### OBJECTIVE
Copy out, from the entries below, each line holding the string "triangle".

Dataset records
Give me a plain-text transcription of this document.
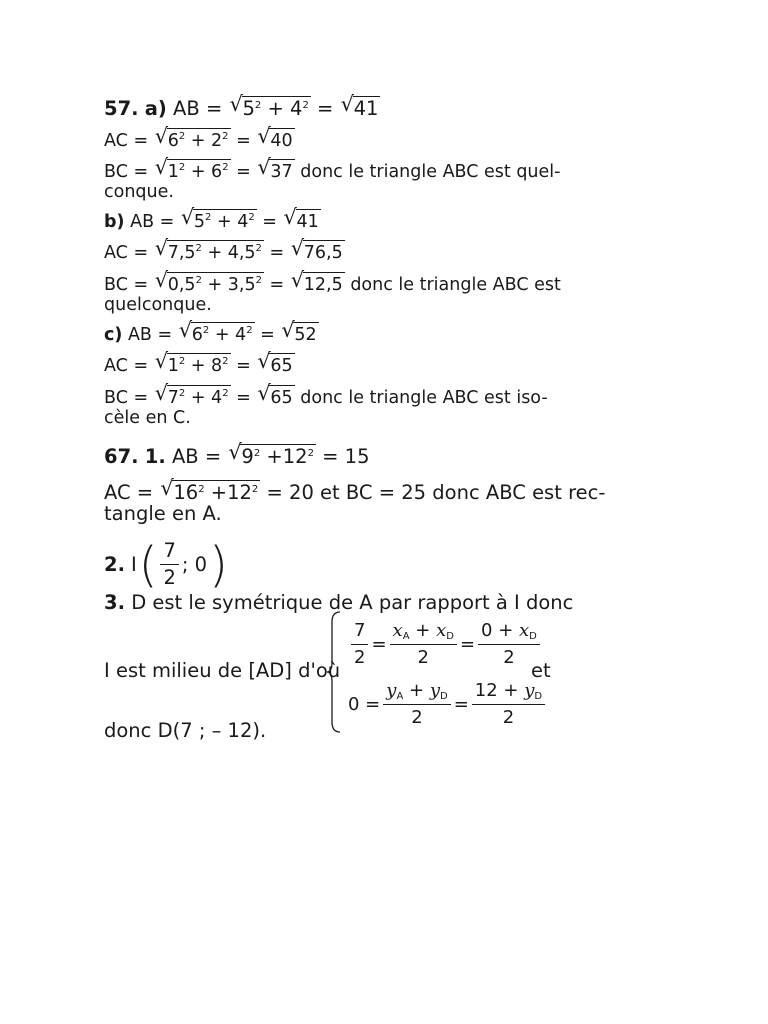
57. a) AB = √ $5^2 + 4^2$ = √ 41
AC = √ $6^2 + 2^2$ = √ 40
BC = √ $1^2 + 6^2$ = √ 37 donc le triangle ABC est quel-
conque.
b) AB = √ $5^2 + 4^2$ = √ 41
AC = √ $7,5^2 + 4,5^2$ = √ 76,5
BC = √ $0,5^2 + 3,5^2$ = √ 12,5 donc le triangle ABC est
quelconque.
c) AB = √ $6^2 + 4^2$ = √ 52
AC = √ $1^2 + 8^2$ = √ 65
BC = √ $7^2 + 4^2$ = √ 65 donc le triangle ABC est iso-
cèle en C.
67. 1. AB = √ $9^2 +12^2 = 15$
AC = √ $16^2 +12^2 = 20$ et BC = 25 donc ABC est rec-
tangle en A.
2. I ( $\frac{7}{2}$ ; 0 )
3. D est le symétrique de A par rapport à I donc
I est milieu de [AD] d'où
$\frac{7}{2} = \frac{x_A + x_D}{2} = \frac{0 + x_D}{2}$
et
$0 = \frac{y_A + y_D}{2} = \frac{12 + y_D}{2}$
donc D(7 ; – 12).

### WRITTEN ANSWER
BC = √ $1^2 + 6^2$ = √ 37 donc le triangle ABC est quel-
BC = √ $0,5^2 + 3,5^2$ = √ 12,5 donc le triangle ABC est
BC = √ $7^2 + 4^2$ = √ 65 donc le triangle ABC est iso-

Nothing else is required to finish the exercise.